▸ TASK DESCRIPTION: In the material below, identify each line bearing the word "duration". Reproduce those lines.
* BEGIN DATA LINES *
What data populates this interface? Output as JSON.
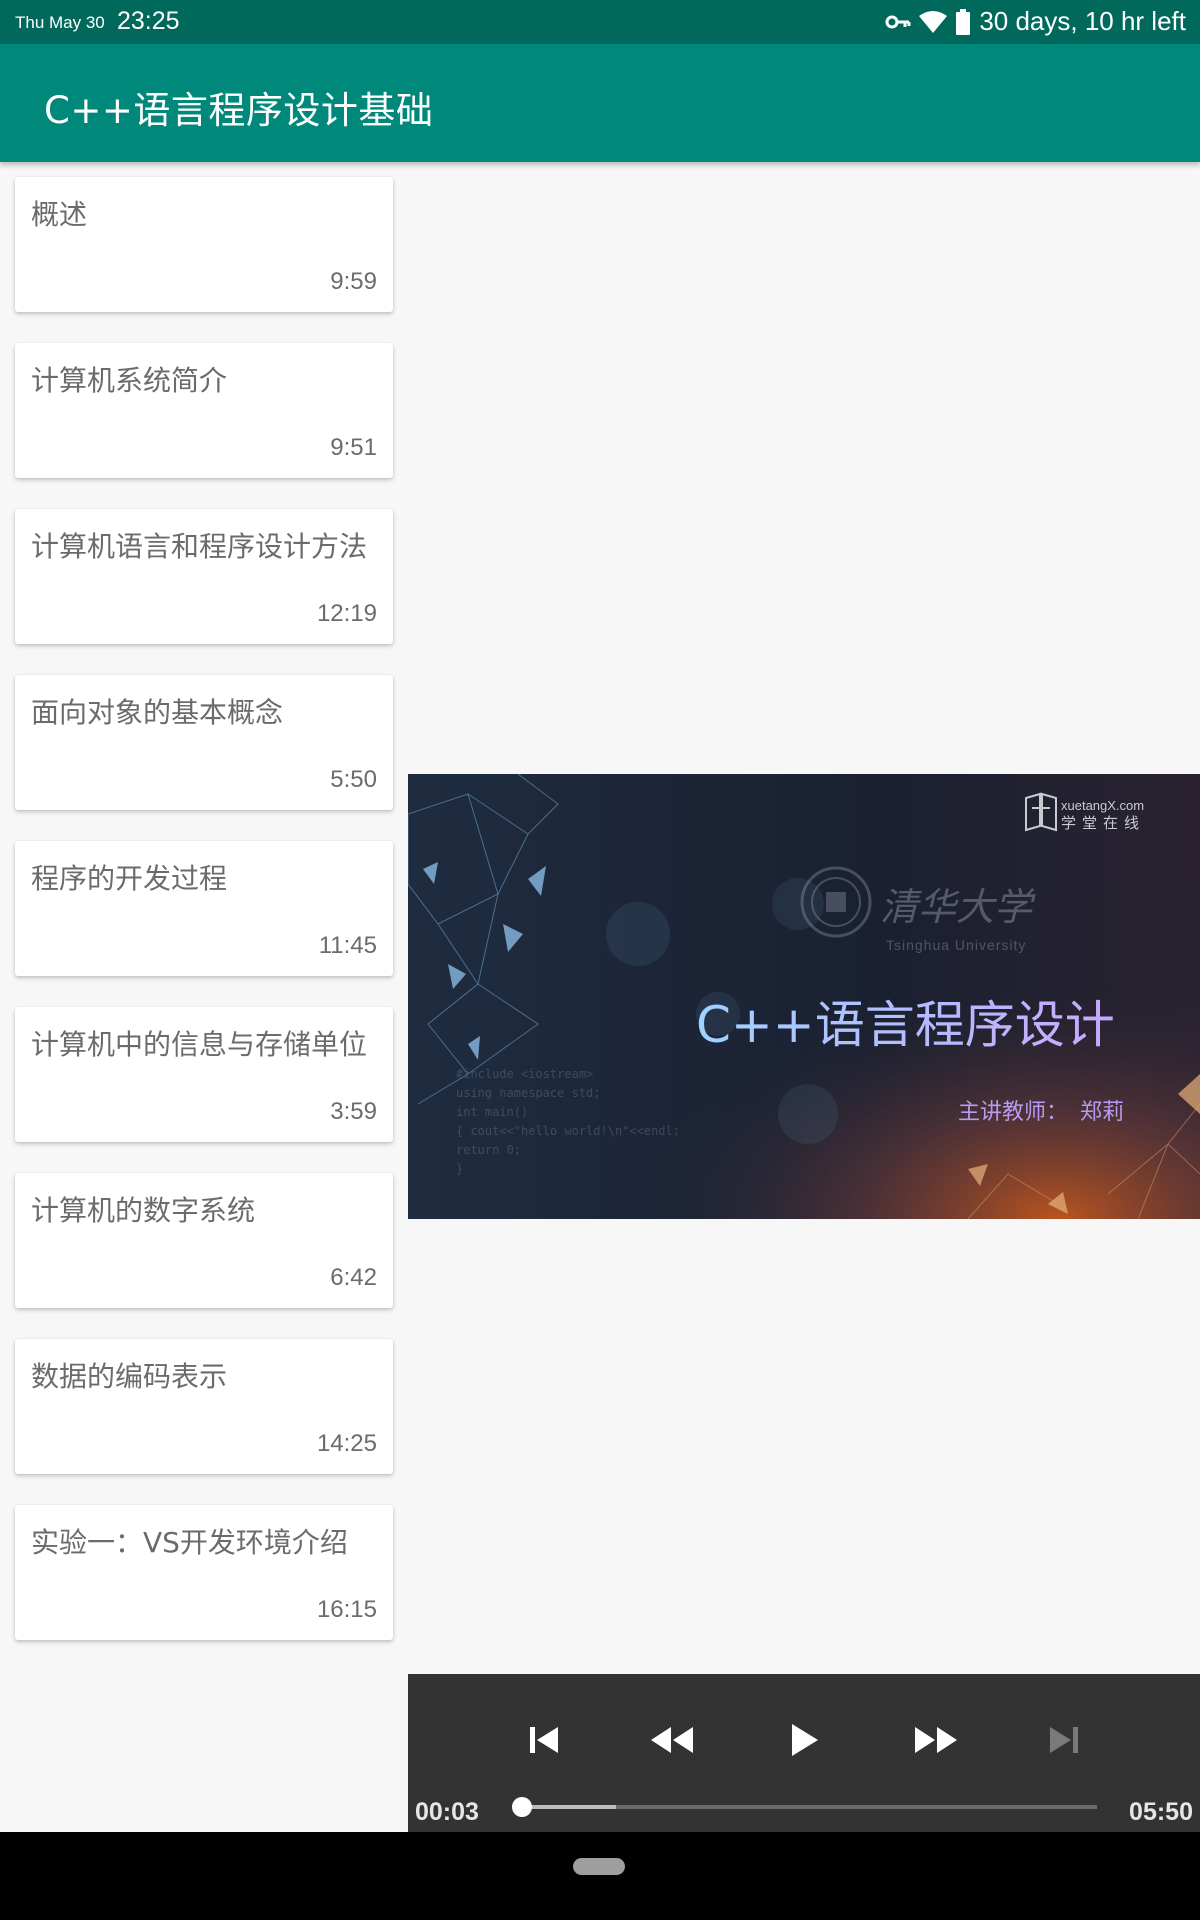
{
  "status_bar": {
    "date": "Thu May 30",
    "time": "23:25",
    "battery_text": "30 days, 10 hr left",
    "icons": [
      "vpn-key-icon",
      "wifi-icon",
      "battery-icon"
    ]
  },
  "app_bar": {
    "title": "C++语言程序设计基础"
  },
  "lessons": [
    {
      "title": "概述",
      "duration": "9:59"
    },
    {
      "title": "计算机系统简介",
      "duration": "9:51"
    },
    {
      "title": "计算机语言和程序设计方法",
      "duration": "12:19"
    },
    {
      "title": "面向对象的基本概念",
      "duration": "5:50"
    },
    {
      "title": "程序的开发过程",
      "duration": "11:45"
    },
    {
      "title": "计算机中的信息与存储单位",
      "duration": "3:59"
    },
    {
      "title": "计算机的数字系统",
      "duration": "6:42"
    },
    {
      "title": "数据的编码表示",
      "duration": "14:25"
    },
    {
      "title": "实验一：VS开发环境介绍",
      "duration": "16:15"
    }
  ],
  "video": {
    "course_title": "C++语言程序设计",
    "teacher_label": "主讲教师：",
    "teacher_name": "郑莉",
    "brand_url": "xuetangX.com",
    "brand_name": "学堂在线",
    "university": "清华大学",
    "university_en": "Tsinghua University",
    "code_lines": [
      "#include <iostream>",
      "using namespace std;",
      "int main()",
      "{     cout<<\"hello world!\\n\"<<endl;",
      "      return 0;",
      "}"
    ]
  },
  "player": {
    "current_time": "00:03",
    "total_time": "05:50",
    "progress_fraction": 0.0086,
    "buffered_fraction": 0.17,
    "buttons": [
      "previous",
      "rewind",
      "play",
      "fast-forward",
      "next"
    ]
  },
  "colors": {
    "status_bar": "#00695c",
    "app_bar": "#00897b",
    "background": "#f7f7f7",
    "controls": "#333333"
  }
}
* END DATA LINES *
▸ ANSWER BELOW:
      "duration": "9:59"
      "duration": "9:51"
      "duration": "12:19"
      "duration": "5:50"
      "duration": "11:45"
      "duration": "3:59"
      "duration": "6:42"
      "duration": "14:25"
      "duration": "16:15"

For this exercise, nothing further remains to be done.